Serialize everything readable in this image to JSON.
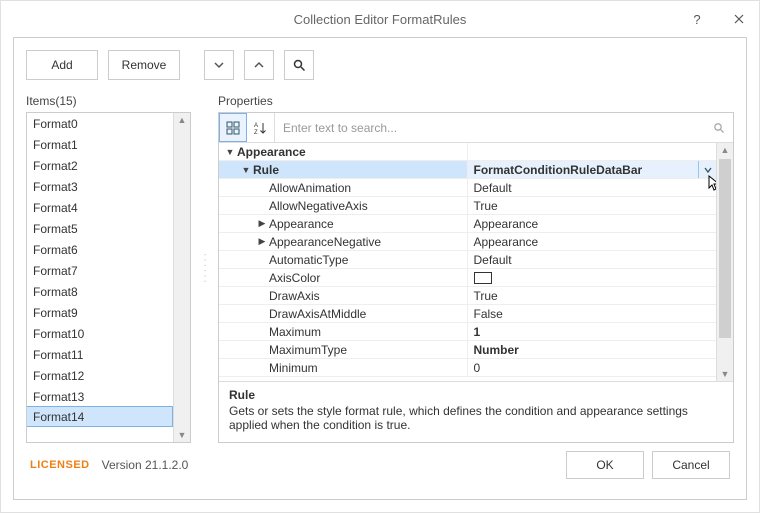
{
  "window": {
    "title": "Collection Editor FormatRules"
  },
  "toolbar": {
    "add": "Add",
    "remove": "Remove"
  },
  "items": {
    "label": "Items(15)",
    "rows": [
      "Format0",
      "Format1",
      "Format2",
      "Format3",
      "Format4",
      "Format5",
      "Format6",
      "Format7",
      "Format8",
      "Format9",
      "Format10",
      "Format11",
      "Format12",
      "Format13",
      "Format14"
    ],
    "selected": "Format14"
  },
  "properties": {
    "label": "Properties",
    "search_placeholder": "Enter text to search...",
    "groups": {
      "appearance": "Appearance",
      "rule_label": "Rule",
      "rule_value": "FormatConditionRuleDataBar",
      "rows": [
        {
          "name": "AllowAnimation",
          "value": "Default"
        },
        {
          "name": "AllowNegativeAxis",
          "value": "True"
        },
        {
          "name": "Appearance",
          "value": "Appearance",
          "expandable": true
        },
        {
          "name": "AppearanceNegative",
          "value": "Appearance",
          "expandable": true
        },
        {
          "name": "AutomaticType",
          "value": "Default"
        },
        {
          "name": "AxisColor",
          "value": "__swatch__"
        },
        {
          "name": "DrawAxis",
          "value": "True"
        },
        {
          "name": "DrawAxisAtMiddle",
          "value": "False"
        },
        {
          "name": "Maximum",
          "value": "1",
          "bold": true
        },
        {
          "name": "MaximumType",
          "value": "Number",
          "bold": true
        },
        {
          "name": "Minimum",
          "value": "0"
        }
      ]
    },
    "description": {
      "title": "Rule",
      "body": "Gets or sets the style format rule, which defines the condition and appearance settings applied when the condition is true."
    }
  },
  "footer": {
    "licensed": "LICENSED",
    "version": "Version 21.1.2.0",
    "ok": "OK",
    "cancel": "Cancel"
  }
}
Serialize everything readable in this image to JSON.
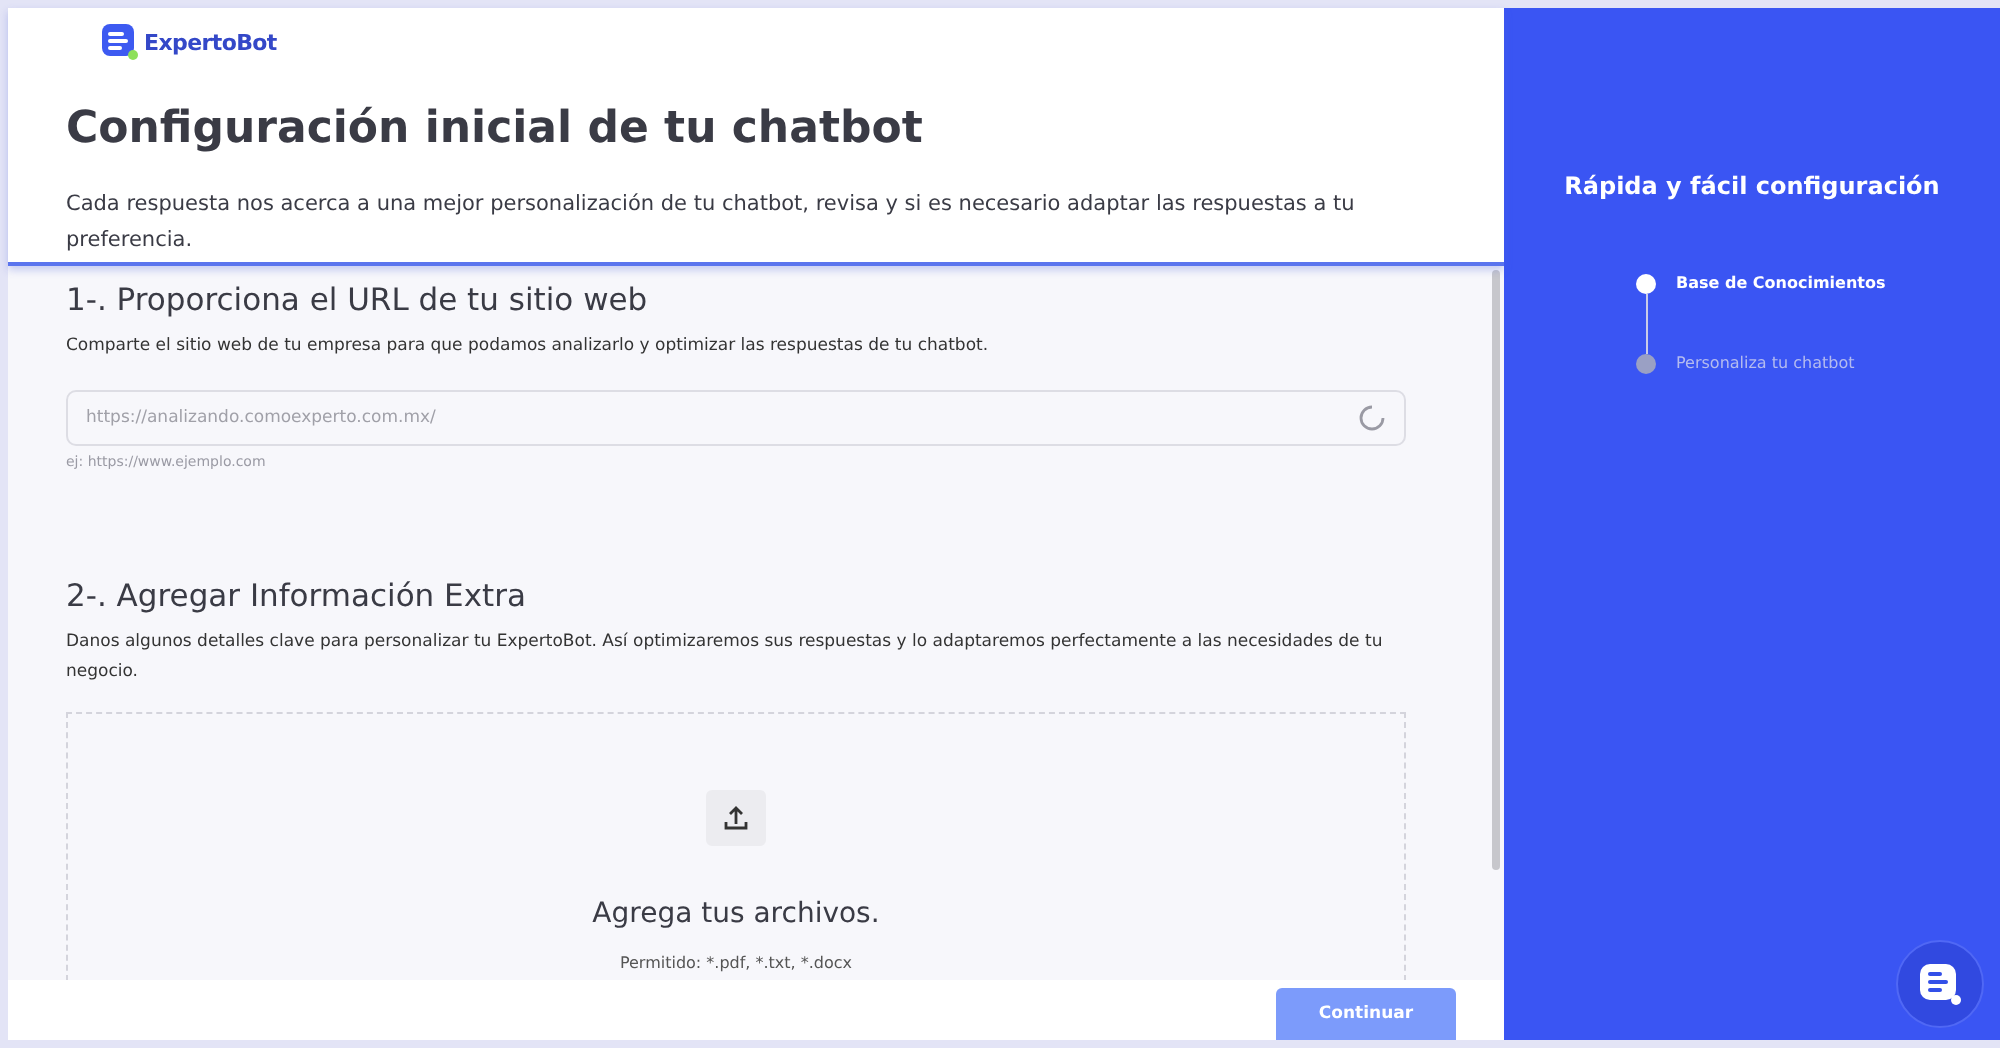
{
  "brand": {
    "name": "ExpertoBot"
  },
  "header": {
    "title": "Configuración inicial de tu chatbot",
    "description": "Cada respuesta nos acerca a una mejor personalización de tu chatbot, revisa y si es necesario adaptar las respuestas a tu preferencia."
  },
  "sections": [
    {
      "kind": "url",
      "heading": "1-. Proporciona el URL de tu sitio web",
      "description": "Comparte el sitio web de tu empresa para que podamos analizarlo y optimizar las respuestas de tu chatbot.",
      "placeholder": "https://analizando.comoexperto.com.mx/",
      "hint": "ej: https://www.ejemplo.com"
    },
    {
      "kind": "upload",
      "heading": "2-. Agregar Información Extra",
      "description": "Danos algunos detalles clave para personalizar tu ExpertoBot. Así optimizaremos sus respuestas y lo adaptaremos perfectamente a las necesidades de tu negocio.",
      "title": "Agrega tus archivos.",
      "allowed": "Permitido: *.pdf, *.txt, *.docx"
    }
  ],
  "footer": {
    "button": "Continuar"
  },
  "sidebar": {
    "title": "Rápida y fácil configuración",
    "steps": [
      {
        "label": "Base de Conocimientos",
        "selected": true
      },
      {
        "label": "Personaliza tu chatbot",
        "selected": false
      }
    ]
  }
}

SET TASK:
Which lines hold the word "heading"? Return all of them from the records above.

OUTPUT BELOW:
      "heading": "1-. Proporciona el URL de tu sitio web",
      "heading": "2-. Agregar Información Extra",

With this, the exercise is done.